▶ GOAL
Check each line of the listing below for the string "微观经济学", and copy the ones that have it.

▶ INPUT FOR THIS TASK

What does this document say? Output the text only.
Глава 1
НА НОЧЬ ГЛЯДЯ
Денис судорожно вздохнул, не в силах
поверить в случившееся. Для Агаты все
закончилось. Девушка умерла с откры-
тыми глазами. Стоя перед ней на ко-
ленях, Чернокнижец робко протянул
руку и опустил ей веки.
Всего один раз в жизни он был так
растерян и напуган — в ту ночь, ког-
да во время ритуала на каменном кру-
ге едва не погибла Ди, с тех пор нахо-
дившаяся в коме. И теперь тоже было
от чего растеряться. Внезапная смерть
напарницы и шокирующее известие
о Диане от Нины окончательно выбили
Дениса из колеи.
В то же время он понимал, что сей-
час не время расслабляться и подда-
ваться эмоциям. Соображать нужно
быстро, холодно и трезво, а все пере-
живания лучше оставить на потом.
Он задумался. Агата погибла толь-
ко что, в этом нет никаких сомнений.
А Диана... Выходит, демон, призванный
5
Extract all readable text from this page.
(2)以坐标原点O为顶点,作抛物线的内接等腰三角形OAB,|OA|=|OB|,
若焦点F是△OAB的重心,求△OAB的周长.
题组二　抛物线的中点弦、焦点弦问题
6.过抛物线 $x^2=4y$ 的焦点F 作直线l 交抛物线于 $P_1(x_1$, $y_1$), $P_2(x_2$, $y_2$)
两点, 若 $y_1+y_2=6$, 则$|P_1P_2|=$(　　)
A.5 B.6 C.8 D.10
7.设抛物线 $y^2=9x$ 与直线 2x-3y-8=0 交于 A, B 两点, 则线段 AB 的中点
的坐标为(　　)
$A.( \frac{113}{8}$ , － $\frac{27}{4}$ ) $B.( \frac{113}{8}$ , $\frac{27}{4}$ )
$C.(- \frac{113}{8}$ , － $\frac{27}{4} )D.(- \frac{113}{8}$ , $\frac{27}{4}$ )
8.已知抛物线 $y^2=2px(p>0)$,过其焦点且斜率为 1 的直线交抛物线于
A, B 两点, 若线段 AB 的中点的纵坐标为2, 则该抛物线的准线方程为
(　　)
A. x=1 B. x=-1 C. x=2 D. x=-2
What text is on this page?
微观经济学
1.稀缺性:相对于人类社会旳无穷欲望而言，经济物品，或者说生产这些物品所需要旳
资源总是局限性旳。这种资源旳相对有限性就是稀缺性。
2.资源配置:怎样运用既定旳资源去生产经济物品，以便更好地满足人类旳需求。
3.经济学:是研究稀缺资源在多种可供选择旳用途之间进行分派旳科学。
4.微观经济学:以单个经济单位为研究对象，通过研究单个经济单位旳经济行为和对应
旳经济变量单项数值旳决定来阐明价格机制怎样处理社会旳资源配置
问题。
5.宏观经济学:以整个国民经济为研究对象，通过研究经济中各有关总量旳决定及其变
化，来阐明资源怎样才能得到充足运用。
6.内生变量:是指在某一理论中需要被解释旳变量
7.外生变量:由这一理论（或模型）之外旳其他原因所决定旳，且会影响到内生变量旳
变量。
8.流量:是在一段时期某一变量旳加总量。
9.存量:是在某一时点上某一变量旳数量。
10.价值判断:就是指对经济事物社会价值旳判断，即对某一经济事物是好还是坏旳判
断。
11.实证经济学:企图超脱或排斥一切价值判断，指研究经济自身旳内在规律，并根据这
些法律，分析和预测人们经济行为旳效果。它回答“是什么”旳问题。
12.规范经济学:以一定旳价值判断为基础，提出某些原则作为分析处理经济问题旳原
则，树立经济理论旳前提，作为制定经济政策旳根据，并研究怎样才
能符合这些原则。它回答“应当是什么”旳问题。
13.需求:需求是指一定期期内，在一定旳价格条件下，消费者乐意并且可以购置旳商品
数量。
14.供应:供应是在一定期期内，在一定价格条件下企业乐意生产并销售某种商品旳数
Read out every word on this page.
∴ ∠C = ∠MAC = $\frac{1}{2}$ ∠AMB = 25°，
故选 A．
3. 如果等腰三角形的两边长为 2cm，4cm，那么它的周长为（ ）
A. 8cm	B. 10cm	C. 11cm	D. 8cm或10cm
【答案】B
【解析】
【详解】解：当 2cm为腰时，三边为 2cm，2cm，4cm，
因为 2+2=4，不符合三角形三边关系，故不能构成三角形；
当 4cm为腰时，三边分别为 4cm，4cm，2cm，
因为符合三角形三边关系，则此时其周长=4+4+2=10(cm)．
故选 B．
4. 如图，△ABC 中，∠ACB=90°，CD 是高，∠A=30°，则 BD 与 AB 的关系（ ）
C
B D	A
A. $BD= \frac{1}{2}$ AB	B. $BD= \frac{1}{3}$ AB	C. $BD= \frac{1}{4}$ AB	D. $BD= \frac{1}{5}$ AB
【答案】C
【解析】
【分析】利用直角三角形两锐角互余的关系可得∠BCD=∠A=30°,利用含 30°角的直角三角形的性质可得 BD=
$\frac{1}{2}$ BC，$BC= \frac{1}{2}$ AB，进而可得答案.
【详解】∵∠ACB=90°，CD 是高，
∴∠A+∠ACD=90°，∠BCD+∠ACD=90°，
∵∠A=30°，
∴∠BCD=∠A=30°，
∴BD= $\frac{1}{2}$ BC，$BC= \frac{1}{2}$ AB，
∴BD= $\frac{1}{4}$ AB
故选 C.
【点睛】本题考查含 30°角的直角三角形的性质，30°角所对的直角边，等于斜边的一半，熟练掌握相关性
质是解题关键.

▶ CORRECT RESPONSE
微观经济学
4.微观经济学:以单个经济单位为研究对象，通过研究单个经济单位旳经济行为和对应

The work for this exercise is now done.